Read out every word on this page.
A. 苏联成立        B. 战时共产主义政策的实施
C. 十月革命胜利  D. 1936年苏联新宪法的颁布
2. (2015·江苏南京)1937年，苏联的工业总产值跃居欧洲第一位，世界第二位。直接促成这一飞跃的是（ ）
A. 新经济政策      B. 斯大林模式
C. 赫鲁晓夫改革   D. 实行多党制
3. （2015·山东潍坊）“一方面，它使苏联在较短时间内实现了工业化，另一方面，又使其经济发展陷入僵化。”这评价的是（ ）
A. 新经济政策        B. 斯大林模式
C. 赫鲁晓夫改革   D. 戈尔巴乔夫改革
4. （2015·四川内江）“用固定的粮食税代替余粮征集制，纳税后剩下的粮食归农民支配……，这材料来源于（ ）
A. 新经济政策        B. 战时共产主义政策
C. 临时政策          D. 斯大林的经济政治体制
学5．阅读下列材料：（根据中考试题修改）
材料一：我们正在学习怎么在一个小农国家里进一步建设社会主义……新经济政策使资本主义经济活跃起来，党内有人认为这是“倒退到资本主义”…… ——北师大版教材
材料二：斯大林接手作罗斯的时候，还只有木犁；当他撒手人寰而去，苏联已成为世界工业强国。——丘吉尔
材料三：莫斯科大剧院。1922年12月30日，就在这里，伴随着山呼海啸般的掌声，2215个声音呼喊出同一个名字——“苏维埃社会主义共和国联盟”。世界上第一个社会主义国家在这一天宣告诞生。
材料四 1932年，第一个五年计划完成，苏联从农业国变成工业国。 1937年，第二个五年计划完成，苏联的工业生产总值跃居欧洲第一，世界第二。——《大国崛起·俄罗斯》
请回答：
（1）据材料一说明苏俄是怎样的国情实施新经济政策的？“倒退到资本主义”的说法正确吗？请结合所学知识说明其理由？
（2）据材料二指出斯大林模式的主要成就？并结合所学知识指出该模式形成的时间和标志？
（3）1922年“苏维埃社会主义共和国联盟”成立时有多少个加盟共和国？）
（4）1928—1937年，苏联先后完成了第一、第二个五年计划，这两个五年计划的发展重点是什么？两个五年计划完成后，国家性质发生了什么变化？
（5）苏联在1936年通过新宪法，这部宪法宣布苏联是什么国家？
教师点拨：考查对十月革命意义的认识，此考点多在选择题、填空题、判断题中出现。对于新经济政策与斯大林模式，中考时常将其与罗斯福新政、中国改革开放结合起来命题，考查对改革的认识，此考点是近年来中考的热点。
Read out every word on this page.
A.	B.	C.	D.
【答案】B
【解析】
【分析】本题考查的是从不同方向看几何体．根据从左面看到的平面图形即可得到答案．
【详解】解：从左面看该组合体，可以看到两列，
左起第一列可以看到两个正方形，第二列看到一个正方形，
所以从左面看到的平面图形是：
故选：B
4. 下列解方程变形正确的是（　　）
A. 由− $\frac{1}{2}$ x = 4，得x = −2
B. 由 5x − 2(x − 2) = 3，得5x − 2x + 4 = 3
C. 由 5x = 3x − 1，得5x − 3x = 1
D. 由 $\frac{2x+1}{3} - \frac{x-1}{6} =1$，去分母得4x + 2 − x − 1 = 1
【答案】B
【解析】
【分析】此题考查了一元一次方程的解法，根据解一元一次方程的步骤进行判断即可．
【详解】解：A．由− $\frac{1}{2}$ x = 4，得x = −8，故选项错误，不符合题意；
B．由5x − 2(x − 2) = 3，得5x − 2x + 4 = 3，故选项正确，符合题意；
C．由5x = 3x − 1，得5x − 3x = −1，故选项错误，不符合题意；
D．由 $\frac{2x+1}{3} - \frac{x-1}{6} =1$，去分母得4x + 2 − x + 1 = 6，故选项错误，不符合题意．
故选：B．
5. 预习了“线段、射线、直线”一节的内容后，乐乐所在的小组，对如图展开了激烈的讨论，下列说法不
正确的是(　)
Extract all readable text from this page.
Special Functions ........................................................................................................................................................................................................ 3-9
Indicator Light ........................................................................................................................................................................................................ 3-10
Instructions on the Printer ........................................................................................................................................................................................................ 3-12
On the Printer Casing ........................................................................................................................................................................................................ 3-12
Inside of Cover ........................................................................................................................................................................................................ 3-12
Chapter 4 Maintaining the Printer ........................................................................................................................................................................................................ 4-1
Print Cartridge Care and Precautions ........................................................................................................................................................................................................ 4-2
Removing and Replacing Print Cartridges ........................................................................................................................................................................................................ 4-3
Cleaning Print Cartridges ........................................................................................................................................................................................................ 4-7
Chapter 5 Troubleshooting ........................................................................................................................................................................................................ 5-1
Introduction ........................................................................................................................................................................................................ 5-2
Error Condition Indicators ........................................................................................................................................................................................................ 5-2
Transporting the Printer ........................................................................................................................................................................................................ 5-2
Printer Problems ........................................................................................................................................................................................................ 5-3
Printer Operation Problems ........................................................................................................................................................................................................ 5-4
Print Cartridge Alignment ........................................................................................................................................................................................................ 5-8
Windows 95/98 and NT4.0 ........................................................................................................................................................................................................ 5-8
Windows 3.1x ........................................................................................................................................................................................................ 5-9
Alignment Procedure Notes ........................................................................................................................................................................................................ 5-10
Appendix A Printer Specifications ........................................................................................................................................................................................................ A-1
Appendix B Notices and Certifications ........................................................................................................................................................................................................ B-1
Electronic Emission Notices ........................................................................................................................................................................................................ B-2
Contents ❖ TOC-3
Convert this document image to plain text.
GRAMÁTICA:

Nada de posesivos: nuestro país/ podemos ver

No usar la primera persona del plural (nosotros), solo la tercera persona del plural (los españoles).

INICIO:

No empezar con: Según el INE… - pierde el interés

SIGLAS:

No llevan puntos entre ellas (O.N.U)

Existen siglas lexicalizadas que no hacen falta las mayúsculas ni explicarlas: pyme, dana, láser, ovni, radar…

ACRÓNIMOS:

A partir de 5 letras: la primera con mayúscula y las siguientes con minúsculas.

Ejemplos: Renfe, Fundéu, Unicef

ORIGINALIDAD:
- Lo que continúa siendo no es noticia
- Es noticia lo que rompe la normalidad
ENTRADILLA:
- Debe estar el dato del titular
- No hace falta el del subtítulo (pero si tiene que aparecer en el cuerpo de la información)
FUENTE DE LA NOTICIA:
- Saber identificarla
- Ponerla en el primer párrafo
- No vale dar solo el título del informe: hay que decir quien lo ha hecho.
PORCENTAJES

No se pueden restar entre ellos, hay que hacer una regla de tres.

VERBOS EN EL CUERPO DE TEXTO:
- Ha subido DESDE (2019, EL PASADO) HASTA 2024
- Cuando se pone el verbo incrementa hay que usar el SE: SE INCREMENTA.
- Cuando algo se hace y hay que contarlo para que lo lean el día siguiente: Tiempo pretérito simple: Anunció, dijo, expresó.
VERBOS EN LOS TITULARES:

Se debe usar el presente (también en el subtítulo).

- **TASK REQUIREMENTS**: Read the entries above, then pull out the lines that include "Problems".

- **REPLY**:
Printer Problems ........................................................................................................................................................................................................ 5-3
Printer Operation Problems ........................................................................................................................................................................................................ 5-4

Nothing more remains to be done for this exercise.